> **Exercise task**
Type out the material below exactly.

> **Information shown**
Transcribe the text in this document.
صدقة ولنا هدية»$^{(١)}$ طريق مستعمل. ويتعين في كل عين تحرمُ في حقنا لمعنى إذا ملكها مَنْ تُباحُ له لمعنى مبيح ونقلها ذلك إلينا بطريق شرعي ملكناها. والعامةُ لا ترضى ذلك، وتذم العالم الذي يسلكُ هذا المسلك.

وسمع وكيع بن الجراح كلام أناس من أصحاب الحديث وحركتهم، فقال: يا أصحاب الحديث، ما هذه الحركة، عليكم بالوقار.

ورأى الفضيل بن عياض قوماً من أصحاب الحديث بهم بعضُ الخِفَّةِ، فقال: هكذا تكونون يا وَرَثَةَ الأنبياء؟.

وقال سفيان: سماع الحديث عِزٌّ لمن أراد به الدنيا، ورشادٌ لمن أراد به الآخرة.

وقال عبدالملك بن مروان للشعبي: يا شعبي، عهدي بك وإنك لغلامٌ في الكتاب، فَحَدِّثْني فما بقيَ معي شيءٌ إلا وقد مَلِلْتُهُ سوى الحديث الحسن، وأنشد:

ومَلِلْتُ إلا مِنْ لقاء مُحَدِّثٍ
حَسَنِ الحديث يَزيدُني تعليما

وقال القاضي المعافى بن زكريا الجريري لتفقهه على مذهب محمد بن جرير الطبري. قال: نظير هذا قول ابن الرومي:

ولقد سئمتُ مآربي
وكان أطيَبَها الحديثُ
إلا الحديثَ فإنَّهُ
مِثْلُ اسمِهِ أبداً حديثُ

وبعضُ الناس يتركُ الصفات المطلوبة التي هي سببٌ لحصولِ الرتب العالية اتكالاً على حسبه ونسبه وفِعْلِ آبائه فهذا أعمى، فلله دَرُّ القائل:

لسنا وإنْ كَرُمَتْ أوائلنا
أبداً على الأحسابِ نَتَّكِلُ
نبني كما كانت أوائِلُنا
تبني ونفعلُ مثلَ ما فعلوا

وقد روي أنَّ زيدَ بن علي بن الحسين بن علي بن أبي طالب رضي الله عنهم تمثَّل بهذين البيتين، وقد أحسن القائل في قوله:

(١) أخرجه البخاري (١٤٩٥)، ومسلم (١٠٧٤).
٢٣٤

> **Output of the exercise**
Transcribe the text in this document.
صدقة ولنا هدية»$^{(١)}$ طريق مستعمل. ويتعين في كل عين تحرمُ في حقنا لمعنى إذا ملكها مَنْ تُباحُ له لمعنى مبيح ونقلها ذلك إلينا بطريق شرعي ملكناها. والعامةُ لا ترضى ذلك، وتذم العالم الذي يسلكُ هذا المسلك.

وسمع وكيع بن الجراح كلام أناس من أصحاب الحديث وحركتهم، فقال: يا أصحاب الحديث، ما هذه الحركة، عليكم بالوقار.

ورأى الفضيل بن عياض قوماً من أصحاب الحديث بهم بعضُ الخِفَّةِ، فقال: هكذا تكونون يا وَرَثَةَ الأنبياء؟.

وقال سفيان: سماع الحديث عِزٌّ لمن أراد به الدنيا، ورشادٌ لمن أراد به الآخرة.

وقال عبدالملك بن مروان للشعبي: يا شعبي، عهدي بك وإنك لغلامٌ في الكتاب، فَحَدِّثْني فما بقيَ معي شيءٌ إلا وقد مَلِلْتُهُ سوى الحديث الحسن، وأنشد:

ومَلِلْتُ إلا مِنْ لقاء مُحَدِّثٍ
حَسَنِ الحديث يَزيدُني تعليما

وقال القاضي المعافى بن زكريا الجريري لتفقهه على مذهب محمد بن جرير الطبري. قال: نظير هذا قول ابن الرومي:

ولقد سئمتُ مآربي
وكان أطيَبَها الحديثُ
إلا الحديثَ فإنَّهُ
مِثْلُ اسمِهِ أبداً حديثُ

وبعضُ الناس يتركُ الصفات المطلوبة التي هي سببٌ لحصولِ الرتب العالية اتكالاً على حسبه ونسبه وفِعْلِ آبائه فهذا أعمى، فلله دَرُّ القائل:

لسنا وإنْ كَرُمَتْ أوائلنا
أبداً على الأحسابِ نَتَّكِلُ
نبني كما كانت أوائِلُنا
تبني ونفعلُ مثلَ ما فعلوا

وقد روي أنَّ زيدَ بن علي بن الحسين بن علي بن أبي طالب رضي الله عنهم تمثَّل بهذين البيتين، وقد أحسن القائل في قوله:

(١) أخرجه البخاري (١٤٩٥)، ومسلم (١٠٧٤).
٢٣٤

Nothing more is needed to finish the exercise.